### [Set problem]
Extract every line that contains the string "Mohammad".

Records contained in a dataset
··········

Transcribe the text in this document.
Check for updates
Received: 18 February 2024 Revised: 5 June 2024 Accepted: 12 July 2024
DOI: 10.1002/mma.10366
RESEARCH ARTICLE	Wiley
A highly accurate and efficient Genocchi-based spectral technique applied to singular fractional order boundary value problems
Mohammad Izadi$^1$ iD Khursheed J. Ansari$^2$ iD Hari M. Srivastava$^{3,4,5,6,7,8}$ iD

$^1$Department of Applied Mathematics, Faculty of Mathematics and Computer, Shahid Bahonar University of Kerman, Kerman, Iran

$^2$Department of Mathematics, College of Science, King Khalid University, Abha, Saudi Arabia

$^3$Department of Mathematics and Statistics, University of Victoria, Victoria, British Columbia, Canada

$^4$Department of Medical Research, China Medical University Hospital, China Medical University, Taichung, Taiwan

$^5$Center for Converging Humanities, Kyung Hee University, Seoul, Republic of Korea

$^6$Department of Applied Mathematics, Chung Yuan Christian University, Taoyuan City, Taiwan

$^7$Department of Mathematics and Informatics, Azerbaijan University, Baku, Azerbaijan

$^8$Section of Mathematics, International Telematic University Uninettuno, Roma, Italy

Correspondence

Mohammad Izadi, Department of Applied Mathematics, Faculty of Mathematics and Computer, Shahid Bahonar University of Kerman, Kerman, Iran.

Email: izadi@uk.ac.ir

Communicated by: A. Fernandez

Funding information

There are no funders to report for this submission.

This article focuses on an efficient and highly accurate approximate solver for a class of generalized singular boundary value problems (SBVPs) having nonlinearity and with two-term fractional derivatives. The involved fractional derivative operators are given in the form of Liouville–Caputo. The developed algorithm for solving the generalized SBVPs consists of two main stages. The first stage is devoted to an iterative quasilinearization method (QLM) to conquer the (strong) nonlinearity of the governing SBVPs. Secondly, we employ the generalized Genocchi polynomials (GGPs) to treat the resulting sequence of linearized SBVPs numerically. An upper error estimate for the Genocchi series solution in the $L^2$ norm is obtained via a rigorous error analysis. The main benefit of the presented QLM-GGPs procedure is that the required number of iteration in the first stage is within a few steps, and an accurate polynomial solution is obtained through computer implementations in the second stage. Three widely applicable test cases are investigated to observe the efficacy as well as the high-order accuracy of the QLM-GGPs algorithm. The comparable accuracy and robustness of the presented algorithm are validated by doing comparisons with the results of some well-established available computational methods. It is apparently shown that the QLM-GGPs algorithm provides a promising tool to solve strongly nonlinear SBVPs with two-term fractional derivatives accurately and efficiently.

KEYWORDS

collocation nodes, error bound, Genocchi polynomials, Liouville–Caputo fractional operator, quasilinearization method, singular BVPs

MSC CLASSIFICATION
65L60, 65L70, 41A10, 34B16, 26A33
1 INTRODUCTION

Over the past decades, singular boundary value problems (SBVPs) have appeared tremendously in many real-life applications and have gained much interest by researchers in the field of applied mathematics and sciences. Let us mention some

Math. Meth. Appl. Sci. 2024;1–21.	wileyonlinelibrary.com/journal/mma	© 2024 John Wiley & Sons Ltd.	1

··········

### [Task answer]
Mohammad Izadi$^1$ iD Khursheed J. Ansari$^2$ iD Hari M. Srivastava$^{3,4,5,6,7,8}$ iD
Mohammad Izadi, Department of Applied Mathematics, Faculty of Mathematics and Computer, Shahid Bahonar University of Kerman, Kerman, Iran.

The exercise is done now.